§ **Page extract**:
DistributedProofreaders / dproofreaders

Distributed Proofreaders is a web application intended to ease the process of converting public domain books into e-texts.
https://www.pgdp.net
GNU General Public License v2.0
46 stars 28 forks source link

Stop logging WordCheck corrections #1242

Closed cpeel closed 1 day ago

cpeel commented 1 week ago

Every time someone submits a correction in WordCheck, in the record of the event itself we write the corrected text to the corrections column in the wordcheck_events table. They look like this:

[-Laman-] {+Lamán+}
[-Komarov-] {+Komaróv+}
[-pubHcist-] {+publicist+}
[-Vyazemsky-] {+Vyázemsky+}

But we never use it. Ever. Nor have we ever used it. At some point (circa 2007) we thought that data might come in handy for some analysis later but here we are ~17 years later and nada.

This PR:

  1. stops collecting the data
  2. includes an upgrade script to drop the column

Before we drop the column from PROD I intend to do write a dump of this SQL query to a file in some structured format:

select projectid, image, round_id, corrections from wordcheck_events where corrections <> "";

That data might be useful to some researcher somewhere who is interested in common scannos -- the projectid could give them information on the language and if they really cared they could reference it back to the scan and page text. I'll do the same for the wordcheck_events in the archive table too (dump the data and then drop the column).

Sandbox to confirm I didn't break WordCheck itself from the corrections excising: https://www.pgdp.org/~cpeel/c.branch/stop-wc-correction-logging/

cpeel commented 1 week ago

@lhamilton1 - please confirm this approach sounds good to you.

lhamilton1 commented 1 week ago

I approve

Coordinate annotation records
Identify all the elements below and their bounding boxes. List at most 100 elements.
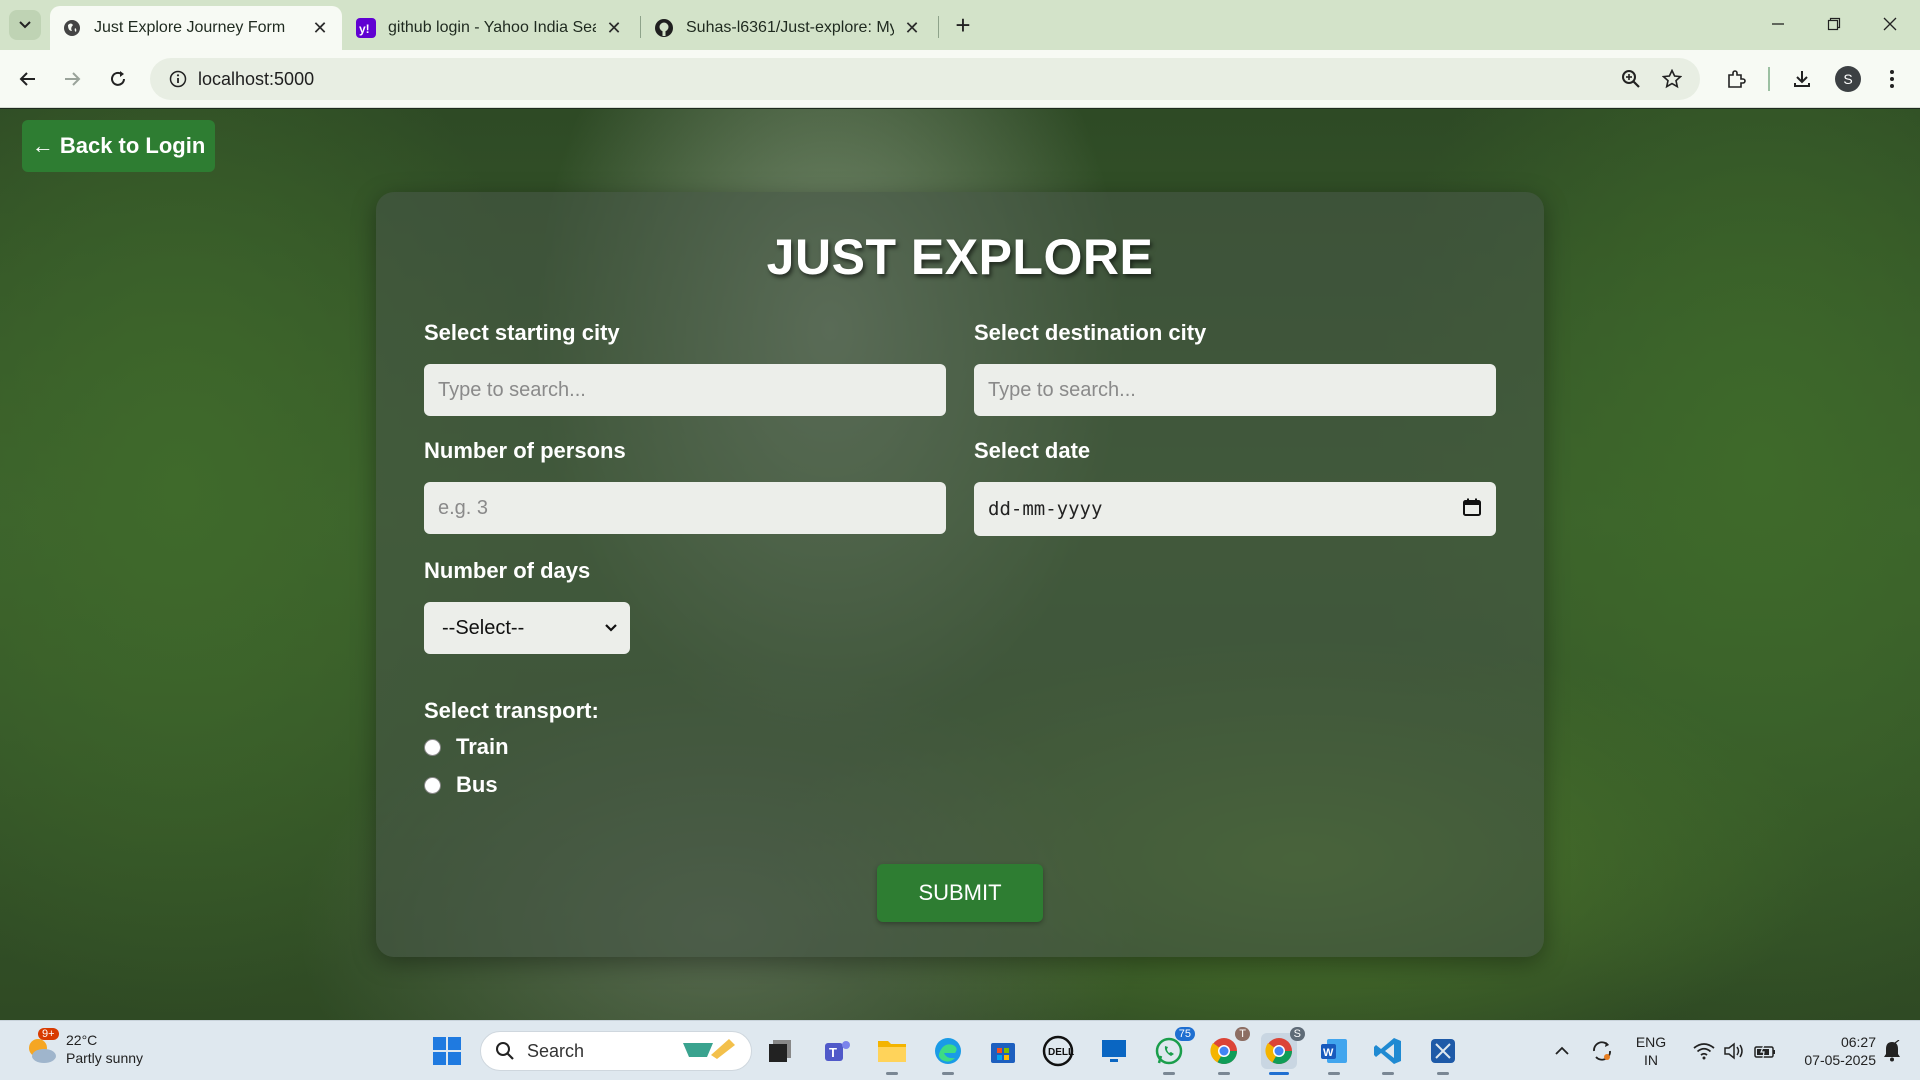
monitor-icon	[1102, 1040, 1126, 1062]
svg-text:W: W	[1323, 1047, 1334, 1059]
chevron-down-icon	[605, 624, 617, 632]
back-to-login-button[interactable]: ← Back to Login	[22, 120, 215, 172]
store-button[interactable]	[985, 1033, 1021, 1069]
browser-menu-button[interactable]	[1876, 63, 1908, 95]
zoom-icon	[1622, 70, 1640, 88]
bus-label: Bus	[456, 772, 498, 797]
days-selected-value: --Select--	[442, 616, 525, 639]
chrome-icon	[1210, 1038, 1238, 1065]
edge-button[interactable]	[930, 1033, 966, 1075]
task-view-button[interactable]	[762, 1033, 798, 1069]
close-window-button[interactable]	[1862, 0, 1918, 48]
submit-button[interactable]: SUBMIT	[877, 864, 1043, 922]
tab-separator	[938, 16, 939, 38]
language-indicator[interactable]: ENG IN	[1630, 1033, 1672, 1069]
train-label: Train	[456, 734, 509, 759]
weather-sun-cloud-icon: 9+	[24, 1028, 59, 1066]
weather-widget[interactable]: 9+ 22°C Partly sunny	[24, 1028, 143, 1067]
site-info-icon[interactable]	[158, 70, 198, 88]
new-tab-button[interactable]: +	[948, 10, 978, 40]
profile-button[interactable]: S	[1832, 63, 1864, 95]
show-hidden-icons-button[interactable]	[1544, 1033, 1580, 1069]
tab-title: Suhas-l6361/Just-explore: My n	[686, 19, 894, 36]
running-indicator	[1163, 1072, 1175, 1075]
calendar-icon[interactable]	[1462, 497, 1482, 522]
days-label: Number of days	[424, 558, 591, 583]
weather-alert-badge: 9+	[38, 1028, 59, 1040]
file-explorer-button[interactable]	[874, 1033, 910, 1075]
days-select[interactable]: --Select--	[424, 602, 630, 654]
svg-text:y!: y!	[359, 22, 370, 36]
chrome-profile-t-button[interactable]: T	[1206, 1027, 1250, 1075]
running-indicator	[942, 1072, 954, 1075]
tab-strip: Just Explore Journey Form ✕ y! github lo…	[0, 0, 1920, 50]
start-button[interactable]	[429, 1033, 465, 1069]
windows-taskbar: 9+ 22°C Partly sunny Search T DELL 75 T …	[0, 1020, 1920, 1080]
chrome-profile-s-button[interactable]: S	[1261, 1027, 1305, 1075]
dell-button[interactable]: DELL	[1040, 1033, 1076, 1069]
globe-icon	[62, 18, 82, 38]
start-city-input[interactable]: Type to search...	[424, 364, 946, 416]
tab-yahoo-search[interactable]: y! github login - Yahoo India Sear ✕	[344, 6, 636, 50]
more-vertical-icon	[1890, 70, 1894, 88]
yahoo-icon: y!	[356, 18, 376, 38]
tab-title: Just Explore Journey Form	[94, 19, 286, 36]
reload-button[interactable]	[102, 63, 134, 95]
back-nav-button[interactable]	[12, 63, 44, 95]
transport-option-bus[interactable]: Bus	[424, 772, 498, 798]
chrome-profile-badge: T	[1235, 1027, 1250, 1041]
close-tab-icon[interactable]: ✕	[604, 18, 624, 38]
clock[interactable]: 06:27 07-05-2025	[1780, 1033, 1876, 1069]
vscode-icon	[1374, 1038, 1401, 1064]
toolbar-separator	[1768, 67, 1770, 91]
restore-button[interactable]	[1806, 0, 1862, 48]
notifications-button[interactable]	[1874, 1033, 1910, 1069]
dell-icon: DELL	[1042, 1035, 1074, 1067]
minimize-icon	[1772, 23, 1784, 25]
snipping-tool-button[interactable]	[1425, 1033, 1461, 1075]
close-icon	[1883, 17, 1897, 31]
clock-date: 07-05-2025	[1804, 1052, 1876, 1068]
bookmark-button[interactable]	[1656, 63, 1688, 95]
tab-search-button[interactable]	[9, 10, 41, 40]
forward-nav-button[interactable]	[56, 63, 88, 95]
quick-settings-button[interactable]	[1680, 1033, 1790, 1069]
persons-input[interactable]: e.g. 3	[424, 482, 946, 534]
minimize-button[interactable]	[1750, 0, 1806, 48]
train-radio[interactable]	[424, 738, 441, 756]
downloads-button[interactable]	[1786, 63, 1818, 95]
dest-city-input[interactable]: Type to search...	[974, 364, 1496, 416]
clock-time: 06:27	[1840, 1034, 1876, 1050]
whatsapp-button[interactable]: 75	[1151, 1027, 1195, 1075]
teams-icon: T	[825, 1041, 850, 1061]
store-icon	[991, 1043, 1015, 1063]
tab-just-explore[interactable]: Just Explore Journey Form ✕	[50, 6, 342, 50]
transport-option-train[interactable]: Train	[424, 734, 509, 760]
bus-radio[interactable]	[424, 776, 441, 794]
address-bar[interactable]: localhost:5000	[150, 58, 1700, 100]
vscode-button[interactable]	[1370, 1033, 1406, 1075]
tab-github-repo[interactable]: Suhas-l6361/Just-explore: My n ✕	[642, 6, 934, 50]
close-tab-icon[interactable]: ✕	[310, 18, 330, 38]
extensions-button[interactable]	[1720, 63, 1752, 95]
zoom-button[interactable]	[1615, 63, 1647, 95]
word-button[interactable]: W	[1316, 1033, 1352, 1075]
running-indicator	[886, 1072, 898, 1075]
date-input[interactable]: dd-mm-yyyy	[974, 482, 1496, 536]
running-indicator	[1218, 1072, 1230, 1075]
teams-button[interactable]: T	[820, 1033, 856, 1069]
running-indicator	[1328, 1072, 1340, 1075]
running-indicator	[1382, 1072, 1394, 1075]
bell-icon	[1884, 1040, 1900, 1062]
language-code: ENG	[1635, 1034, 1667, 1050]
folder-icon	[878, 1041, 906, 1062]
taskbar-search-box[interactable]: Search	[480, 1031, 752, 1071]
remote-desktop-button[interactable]	[1096, 1033, 1132, 1069]
close-tab-icon[interactable]: ✕	[902, 18, 922, 38]
star-icon	[1662, 69, 1682, 89]
word-icon: W	[1321, 1039, 1347, 1063]
sync-button[interactable]	[1584, 1033, 1620, 1069]
transport-label: Select transport:	[424, 698, 599, 723]
tab-title: github login - Yahoo India Sear	[388, 19, 596, 36]
region-code: IN	[1644, 1052, 1658, 1068]
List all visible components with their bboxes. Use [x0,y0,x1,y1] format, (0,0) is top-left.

§ **Directives**:
**a.** Can you retype the part of the WordCheck pull request discussion starting at "Before we drop" and ending at "good to you."?
**b.** Could you put the lines of the records starting at the line containing "1040, 1126, 1062]" and ending at the line containing "772, 498, 797]" into a numbered list, including only those lines and leaving out any blank ones?

§ **Responses to the exercise**:
**a.**
Before we drop the column from PROD I intend to do write a dump of this SQL query to a file in some structured format:

select projectid, image, round_id, corrections from wordcheck_events where corrections <> "";

That data might be useful to some researcher somewhere who is interested in common scannos -- the projectid could give them information on the language and if they really cared they could reference it back to the scan and page text. I'll do the same for the wordcheck_events in the archive table too (dump the data and then drop the column).

Sandbox to confirm I didn't break WordCheck itself from the corrections excising: https://www.pgdp.org/~cpeel/c.branch/stop-wc-correction-logging/

cpeel commented 1 week ago

@lhamilton1 - please confirm this approach sounds good to you.

**b.**
1. monitor-icon	[1102, 1040, 1126, 1062]
2. svg-text:W: W	[1323, 1047, 1334, 1059]
3. chevron-down-icon	[605, 624, 617, 632]
4. back-to-login-button[interactable]: ← Back to Login	[22, 120, 215, 172]
5. store-button[interactable]	[985, 1033, 1021, 1069]
6. browser-menu-button[interactable]	[1876, 63, 1908, 95]
7. zoom-icon	[1622, 70, 1640, 88]
8. bus-label: Bus	[456, 772, 498, 797]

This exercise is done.